**Materials provided:**
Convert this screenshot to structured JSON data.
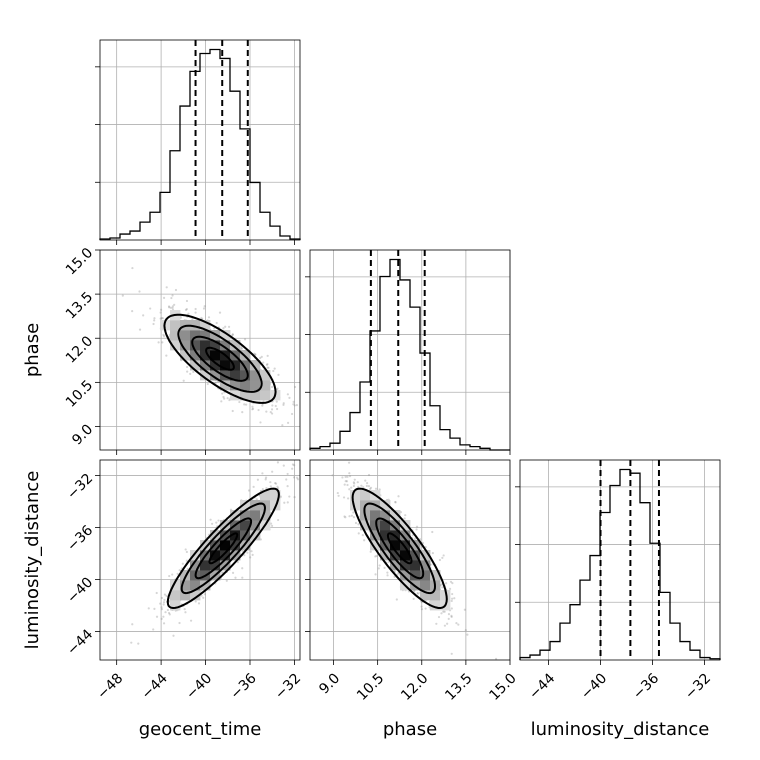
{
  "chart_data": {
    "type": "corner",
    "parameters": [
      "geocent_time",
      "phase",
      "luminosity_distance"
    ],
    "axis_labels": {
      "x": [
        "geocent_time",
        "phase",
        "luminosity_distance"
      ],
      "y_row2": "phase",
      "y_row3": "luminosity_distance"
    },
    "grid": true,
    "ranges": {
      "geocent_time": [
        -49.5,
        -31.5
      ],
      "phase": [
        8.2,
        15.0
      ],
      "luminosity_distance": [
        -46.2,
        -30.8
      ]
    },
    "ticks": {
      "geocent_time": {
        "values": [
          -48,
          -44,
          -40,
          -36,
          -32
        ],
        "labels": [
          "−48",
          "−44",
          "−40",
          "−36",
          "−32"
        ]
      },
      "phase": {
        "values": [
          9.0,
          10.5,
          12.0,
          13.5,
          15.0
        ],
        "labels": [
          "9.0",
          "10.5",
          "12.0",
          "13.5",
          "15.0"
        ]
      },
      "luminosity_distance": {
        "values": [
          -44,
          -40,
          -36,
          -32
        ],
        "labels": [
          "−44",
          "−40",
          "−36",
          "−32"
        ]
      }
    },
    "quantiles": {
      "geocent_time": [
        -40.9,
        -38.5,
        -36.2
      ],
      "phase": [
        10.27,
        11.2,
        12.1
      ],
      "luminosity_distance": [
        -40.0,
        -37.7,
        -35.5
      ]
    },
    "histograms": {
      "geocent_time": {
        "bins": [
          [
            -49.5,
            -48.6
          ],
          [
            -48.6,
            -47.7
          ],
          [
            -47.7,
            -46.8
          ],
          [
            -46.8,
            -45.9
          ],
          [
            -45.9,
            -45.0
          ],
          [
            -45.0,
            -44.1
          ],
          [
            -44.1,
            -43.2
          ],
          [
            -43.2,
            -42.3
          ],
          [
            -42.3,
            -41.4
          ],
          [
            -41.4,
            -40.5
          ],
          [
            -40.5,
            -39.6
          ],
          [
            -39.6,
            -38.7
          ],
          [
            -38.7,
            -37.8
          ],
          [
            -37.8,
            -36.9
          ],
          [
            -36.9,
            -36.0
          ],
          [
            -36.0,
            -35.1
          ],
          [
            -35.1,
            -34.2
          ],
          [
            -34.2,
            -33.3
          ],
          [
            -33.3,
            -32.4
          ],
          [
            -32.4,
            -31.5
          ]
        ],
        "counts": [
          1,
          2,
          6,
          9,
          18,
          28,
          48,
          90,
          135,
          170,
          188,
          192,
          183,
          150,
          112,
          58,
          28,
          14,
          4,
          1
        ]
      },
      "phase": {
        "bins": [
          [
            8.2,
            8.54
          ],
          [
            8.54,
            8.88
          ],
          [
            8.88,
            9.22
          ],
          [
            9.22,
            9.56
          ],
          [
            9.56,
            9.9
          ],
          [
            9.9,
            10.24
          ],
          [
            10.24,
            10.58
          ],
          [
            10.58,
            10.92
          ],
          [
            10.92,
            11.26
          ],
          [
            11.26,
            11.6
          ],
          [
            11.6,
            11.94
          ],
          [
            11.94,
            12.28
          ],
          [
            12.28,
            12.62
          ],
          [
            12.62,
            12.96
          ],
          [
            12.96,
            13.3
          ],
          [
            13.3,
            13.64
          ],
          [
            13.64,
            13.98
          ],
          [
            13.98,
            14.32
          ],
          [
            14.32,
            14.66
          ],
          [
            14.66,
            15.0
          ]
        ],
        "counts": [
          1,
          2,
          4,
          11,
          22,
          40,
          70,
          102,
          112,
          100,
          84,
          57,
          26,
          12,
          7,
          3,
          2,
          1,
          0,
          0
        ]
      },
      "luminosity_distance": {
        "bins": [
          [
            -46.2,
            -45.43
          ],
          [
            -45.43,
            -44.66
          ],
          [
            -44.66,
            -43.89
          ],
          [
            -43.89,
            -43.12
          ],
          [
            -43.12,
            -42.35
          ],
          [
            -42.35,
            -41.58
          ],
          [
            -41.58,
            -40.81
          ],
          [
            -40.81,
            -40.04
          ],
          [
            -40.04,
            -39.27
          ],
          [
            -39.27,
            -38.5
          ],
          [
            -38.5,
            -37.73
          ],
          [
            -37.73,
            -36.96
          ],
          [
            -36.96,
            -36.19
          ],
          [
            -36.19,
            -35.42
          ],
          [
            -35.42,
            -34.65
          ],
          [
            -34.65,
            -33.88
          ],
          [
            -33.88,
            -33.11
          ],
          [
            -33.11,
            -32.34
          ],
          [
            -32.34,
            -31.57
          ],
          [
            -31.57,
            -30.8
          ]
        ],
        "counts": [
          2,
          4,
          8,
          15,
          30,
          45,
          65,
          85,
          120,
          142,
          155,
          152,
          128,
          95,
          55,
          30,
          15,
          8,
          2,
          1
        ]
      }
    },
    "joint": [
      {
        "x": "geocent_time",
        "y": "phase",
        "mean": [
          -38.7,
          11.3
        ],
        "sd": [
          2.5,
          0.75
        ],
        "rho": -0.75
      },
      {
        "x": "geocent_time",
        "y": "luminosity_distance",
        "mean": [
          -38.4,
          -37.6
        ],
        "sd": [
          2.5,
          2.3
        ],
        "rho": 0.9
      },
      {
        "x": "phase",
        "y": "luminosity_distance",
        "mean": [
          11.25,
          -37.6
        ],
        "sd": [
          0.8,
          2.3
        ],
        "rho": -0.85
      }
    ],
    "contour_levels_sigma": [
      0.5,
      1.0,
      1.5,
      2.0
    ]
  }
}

* * *

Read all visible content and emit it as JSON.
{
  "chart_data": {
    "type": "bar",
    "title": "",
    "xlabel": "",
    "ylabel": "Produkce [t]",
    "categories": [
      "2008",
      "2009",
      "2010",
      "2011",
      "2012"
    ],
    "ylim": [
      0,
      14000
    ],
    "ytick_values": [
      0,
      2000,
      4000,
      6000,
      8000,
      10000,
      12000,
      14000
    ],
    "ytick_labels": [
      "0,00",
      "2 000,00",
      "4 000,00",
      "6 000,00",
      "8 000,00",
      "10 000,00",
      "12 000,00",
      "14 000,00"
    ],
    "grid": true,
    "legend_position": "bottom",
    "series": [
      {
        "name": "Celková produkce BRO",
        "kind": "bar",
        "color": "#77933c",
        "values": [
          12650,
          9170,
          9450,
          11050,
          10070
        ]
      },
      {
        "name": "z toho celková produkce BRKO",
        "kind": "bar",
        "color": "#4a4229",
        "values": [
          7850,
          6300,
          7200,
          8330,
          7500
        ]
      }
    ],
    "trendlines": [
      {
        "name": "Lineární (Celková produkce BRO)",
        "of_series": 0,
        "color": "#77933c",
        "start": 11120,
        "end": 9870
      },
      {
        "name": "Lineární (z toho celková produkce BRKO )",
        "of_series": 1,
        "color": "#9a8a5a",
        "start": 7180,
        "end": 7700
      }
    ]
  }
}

**Exercise objective:** Track down every line of the material containing the string "phase", and copy it.

**Solution:**
      "phase",
        "phase",
      "y_row2": "phase",
      "phase": [
      "phase": {
      "phase": [
      "phase": {
        "y": "phase",
        "x": "phase",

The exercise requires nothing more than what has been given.